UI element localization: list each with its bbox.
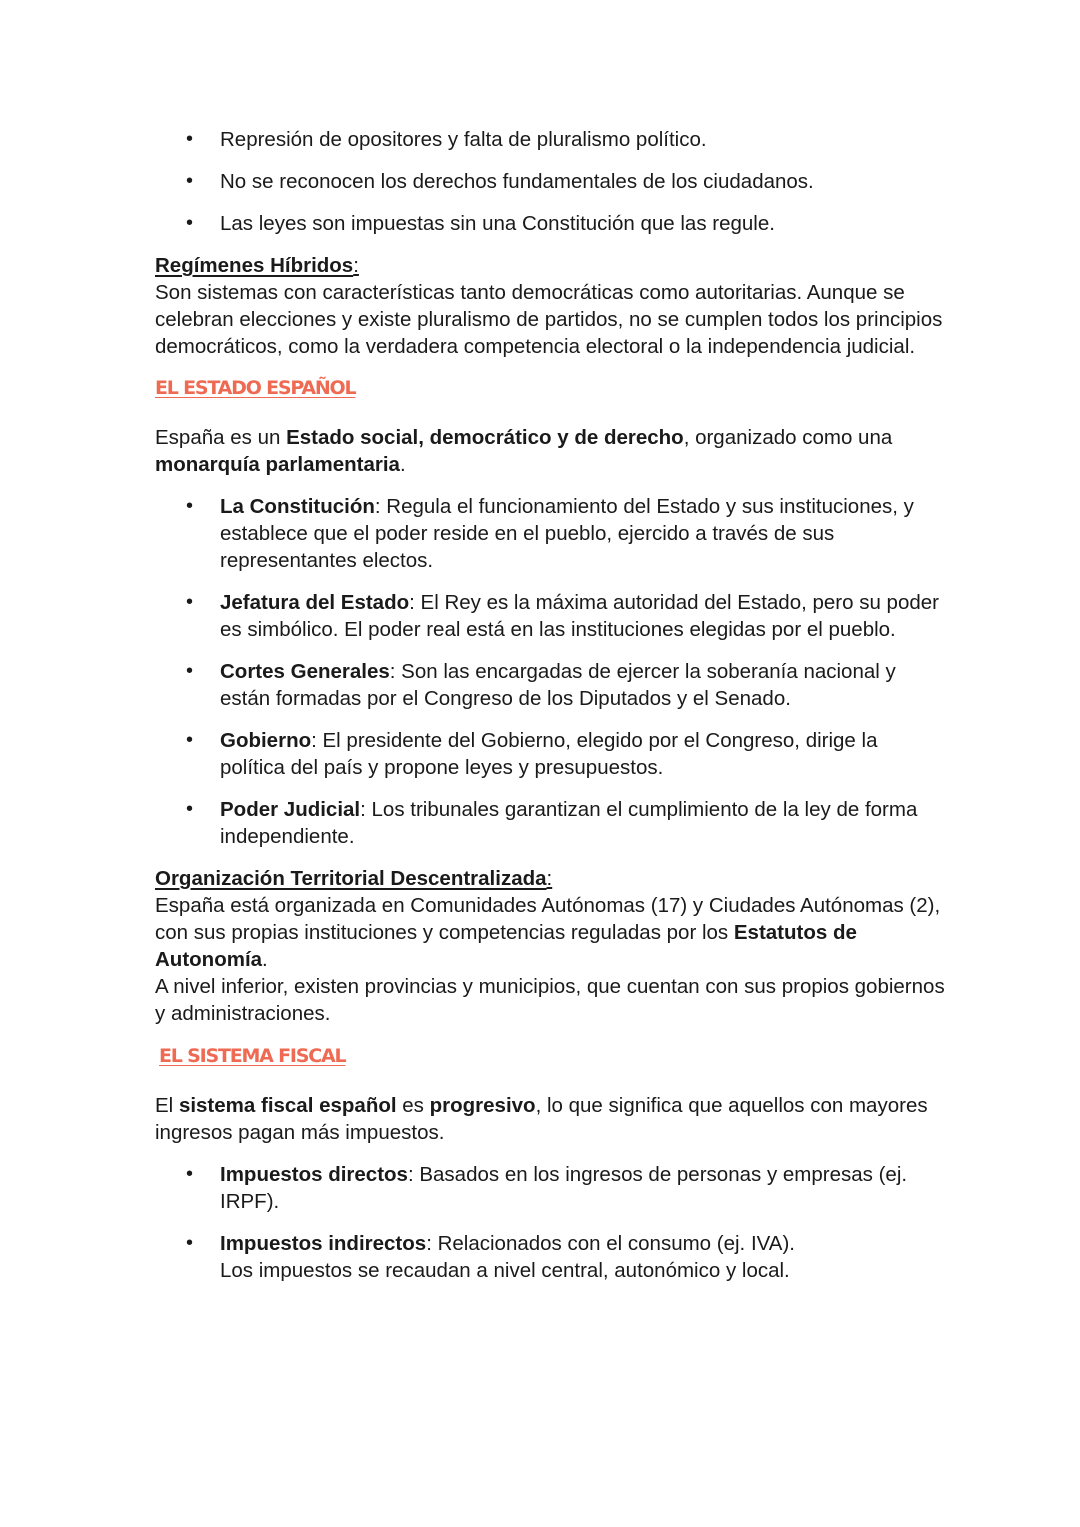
list-item: • Poder Judicial: Los tribunales garantizan el cumplimiento de la ley de forma independiente. bbox=[155, 796, 945, 850]
list-item: • Jefatura del Estado: El Rey es la máxima autoridad del Estado, pero su poder es simbólico. El poder real está en las instituciones elegidas por el pueblo. bbox=[155, 589, 945, 643]
section-heading-estado: EL ESTADO ESPAÑOL bbox=[155, 377, 356, 399]
paragraph-fiscal-intro: El sistema fiscal español es progresivo, lo que significa que aquellos con mayores ingresos pagan más impuestos. bbox=[155, 1094, 928, 1144]
bullet-list-fiscal bbox=[155, 1161, 945, 1284]
paragraph-territorial-inferior: A nivel inferior, existen provincias y municipios, que cuentan con sus propios gobiernos y administraciones. bbox=[155, 975, 945, 1025]
bullet-list-estado bbox=[155, 493, 945, 850]
paragraph-territorial: España está organizada en Comunidades Autónomas (17) y Ciudades Autónomas (2), con sus propias instituciones y competencias reguladas por los Estatutos de Autonomía. bbox=[155, 894, 941, 971]
document-page bbox=[155, 126, 945, 1284]
list-item: • No se reconocen los derechos fundamentales de los ciudadanos. bbox=[155, 168, 945, 195]
list-item: • Las leyes son impuestas sin una Constitución que las regule. bbox=[155, 210, 945, 237]
bullet-list-autoritarios bbox=[155, 126, 945, 237]
paragraph-estado-intro: España es un Estado social, democrático y de derecho, organizado como una monarquía parlamentaria. bbox=[155, 426, 893, 476]
section-heading-fiscal: EL SISTEMA FISCAL bbox=[159, 1045, 346, 1067]
list-item: • Impuestos indirectos: Relacionados con el consumo (ej. IVA). Los impuestos se recaudan a nivel central, autonómico y local. bbox=[155, 1230, 945, 1284]
list-item: • Represión de opositores y falta de pluralismo político. bbox=[155, 126, 945, 153]
list-item: • La Constitución: Regula el funcionamiento del Estado y sus instituciones, y establece que el poder reside en el pueblo, ejercido a través de sus representantes electos. bbox=[155, 493, 945, 574]
subheading-regimenes-hibridos: Regímenes Híbridos: bbox=[155, 254, 359, 277]
list-item: • Cortes Generales: Son las encargadas de ejercer la soberanía nacional y están formadas por el Congreso de los Diputados y el Senado. bbox=[155, 658, 945, 712]
list-item: • Impuestos directos: Basados en los ingresos de personas y empresas (ej. IRPF). bbox=[155, 1161, 945, 1215]
fiscal-closing: Los impuestos se recaudan a nivel central, autonómico y local. bbox=[220, 1259, 790, 1282]
paragraph-hibridos: Son sistemas con características tanto democráticas como autoritarias. Aunque se celebran elecciones y existe pluralismo de partidos, no se cumplen todos los principios democráticos, como la verdadera competencia electoral o la independencia judicial. bbox=[155, 281, 943, 358]
subheading-organizacion-territorial: Organización Territorial Descentralizada: bbox=[155, 867, 553, 890]
list-item: • Gobierno: El presidente del Gobierno, elegido por el Congreso, dirige la política del país y propone leyes y presupuestos. bbox=[155, 727, 945, 781]
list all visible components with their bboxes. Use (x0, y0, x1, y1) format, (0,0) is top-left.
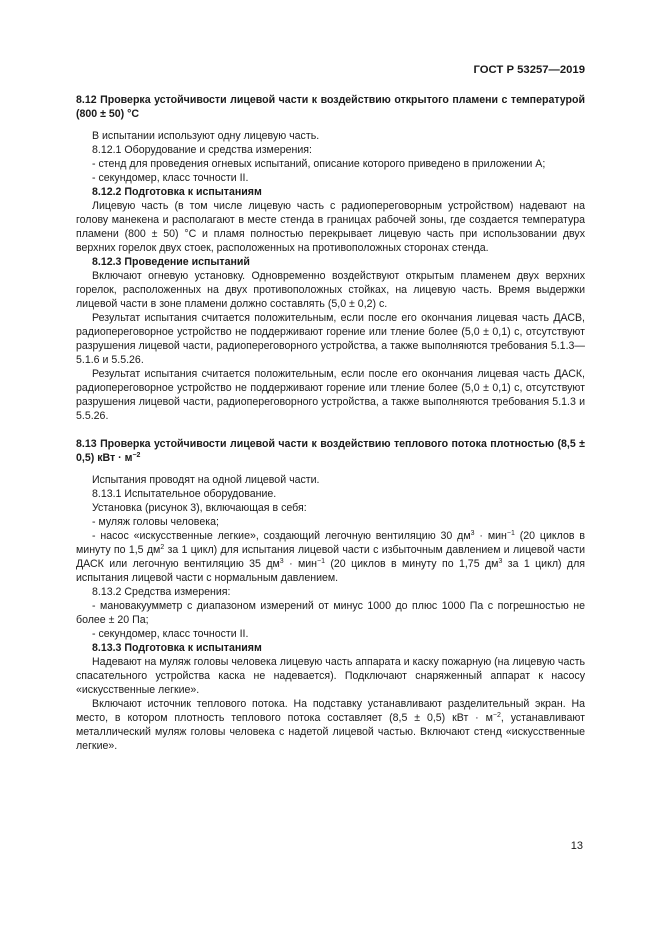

● Written problem
Please pick out every line above that contains the string "subheading", matching case exactly, and copy each one in full.

● Result of the task
subheading-regimenes-hibridos: Regímenes Híbridos: bbox=[155, 254, 359, 277]
subheading-organizacion-territorial: Organización Territorial Descentralizada: bbox=[155, 867, 553, 890]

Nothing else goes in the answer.